# Supplied passage
##########

Welcome to the Black River Reservation homepage. With almost half a million visitors each year, this is one of the most popular parks in the Lorain County Metro Park system. The most notable feature is the Bridgeway Trail and the Steel Mill Trail. They total 5 1/2 miles of paved all-purpose trail that follows the Black River through its meanderings from Elyria to Lorain, spanning four city jurisdictions altogether. The reservation also features three separate picnic areas: High Meadows, Bur Oak and Day's Dam, each contributing its own special character to the variety and natural beauty of this impressive park.
The Bridgeway Trail:
Any Way You Like To Move
If you like walking, running, rollerblading, cross-country skiing, or any kind of non-motorized movement, you'll love the Bridgeway Trail. Starting at Day's Dam in Lorain and ending at the High Meadows picnic area in Elyria, this expansive 4-1/2 mile trail is the most popular in the park system and offers something for everyone with exercise, fresh air and natural beauty in mind. You'll pass through meadows and forest groves, under bridges and over the treetops on a 1000-foot bridge that crosses the river in two places.
This bridge is the highlight of the Bridgeway Trail and offers captivating views of the river, a scenic railway bridge, shale cliffs on one side and an expanse of bottomlands on the other. Just north of the bridge is the tram turnaround with several picnic tables and a small shelter—a great place to rest and have a snack. All along the trail you'll find interpretive sites that elaborate on the natural highlights of the area and offer a richer understanding of the world around you.
The Steel Mill Trail
When the Bridgeway Trail opened in 1993, the Metro Parks had a vision of extending the trail further north. This became a reality in 2008 as the Steel Mill Trail Extension was opened. The trail connects to the Bridgeway Trail at Days Dam Picnic Area and continues north through the slag fields of the U.S. Steel Mill to Colorado Ave in Lorain. The trail is about two miles long and crosses the Black River and French Creek. As you walk, bike or run along the trail the steel mill and slag fields are to one side and the natural landscape is to the other side.
Try A Tram
For those unable to walk the trail themselves, the Day's Dam area offers a tram service that will take groups half the way down the trail and back again. It is also available to explore the Steel Mill Trail. It's a great way to see the changing landscape and hear a bit of the fascinating history behind this reservation. Click here for more information.

##########

# Raw data

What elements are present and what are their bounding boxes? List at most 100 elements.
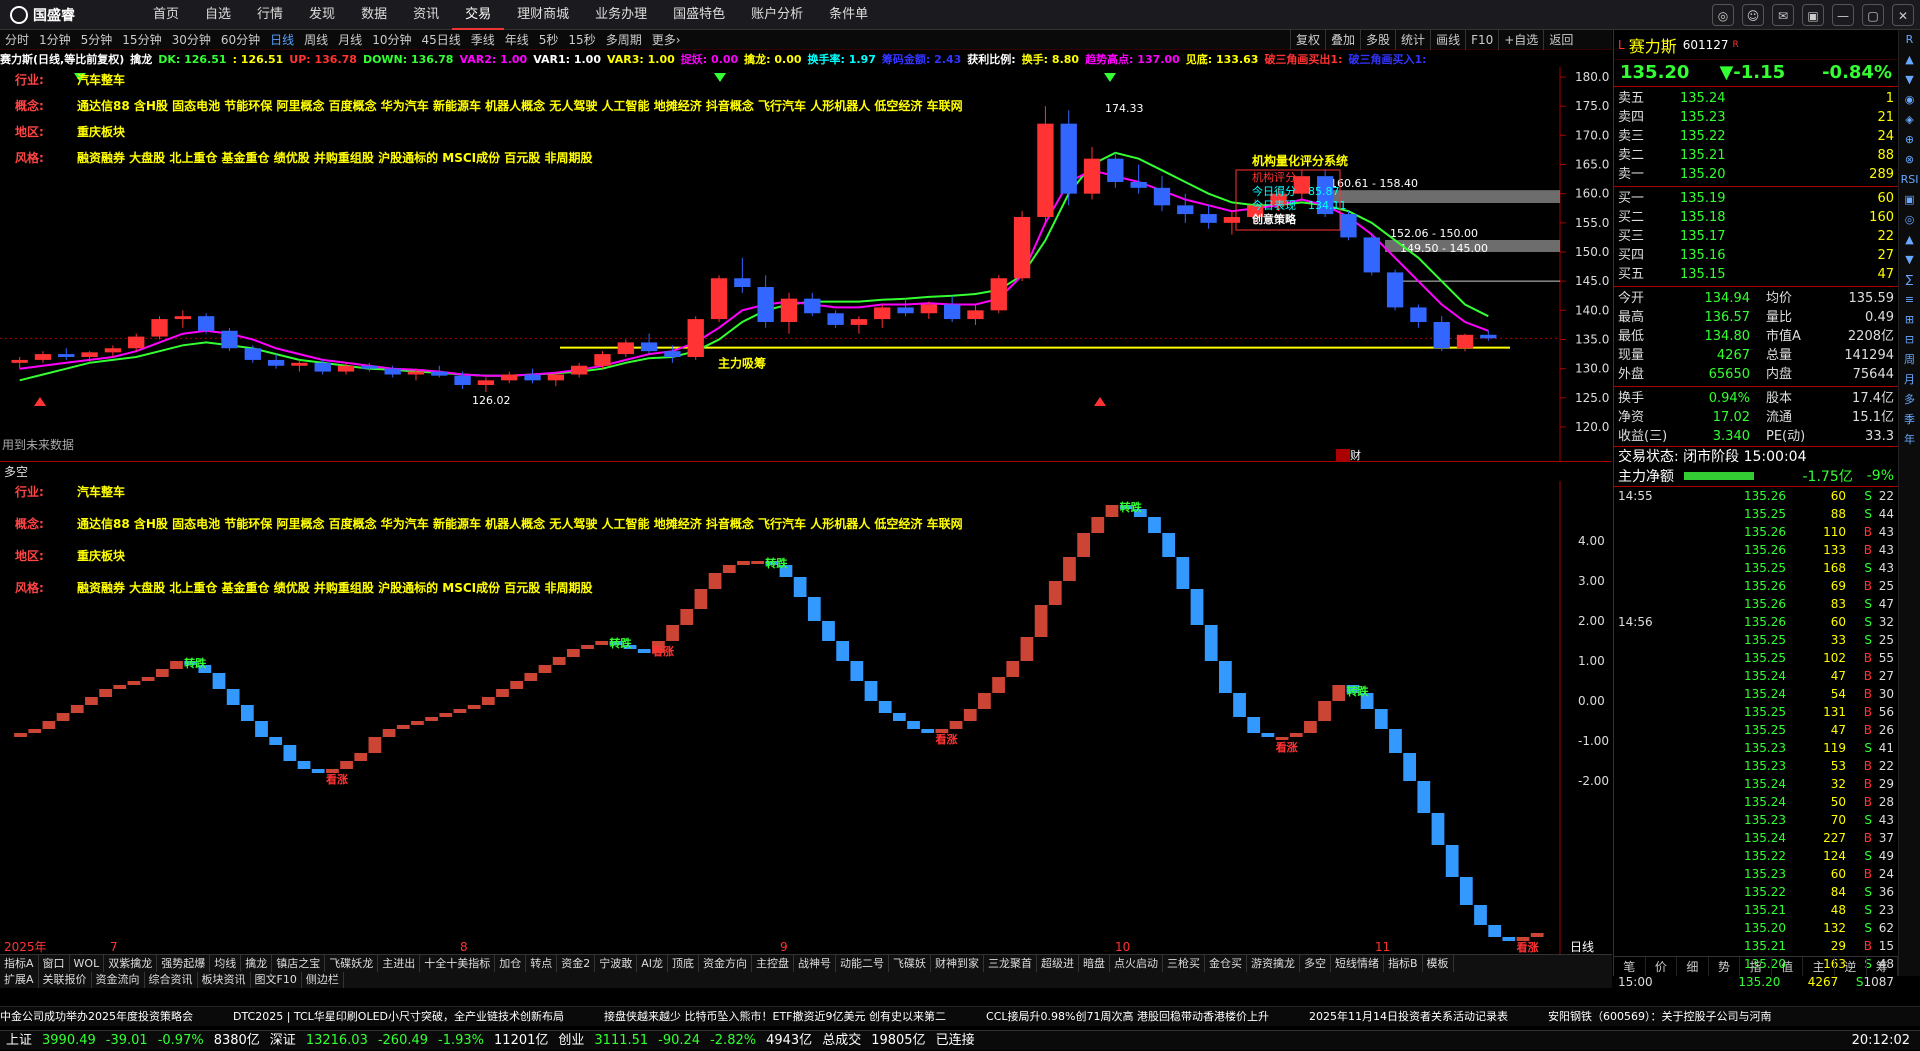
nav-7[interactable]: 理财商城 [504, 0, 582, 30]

##########

# Instruction A
From the Black River Reservation page, set down everything from "Welcome to the" down to "this impressive park.".
# Instruction B
Answer these questions using the Black River Reservation page:
(i) About how many visitors does the park have each year?
(ii) In what year did the Bridgeway Trail open?
(iii) How long is the bridge that crosses the river in two places?
# Instruction C
Name every picnic area that the Black River Reservation page says the reservation features.
The data plays no role here.

# Full answer A
Welcome to the Black River Reservation homepage. With almost half a million visitors each year, this is one of the most popular parks in the Lorain County Metro Park system. The most notable feature is the Bridgeway Trail and the Steel Mill Trail. They total 5 1/2 miles of paved all-purpose trail that follows the Black River through its meanderings from Elyria to Lorain, spanning four city jurisdictions altogether. The reservation also features three separate picnic areas: High Meadows, Bur Oak and Day's Dam, each contributing its own special character to the variety and natural beauty of this impressive park.

# Full answer B
(i) Almost half a million
(ii) 1993
(iii) 1000 feet

# Full answer C
High Meadows, Bur Oak, Day's Dam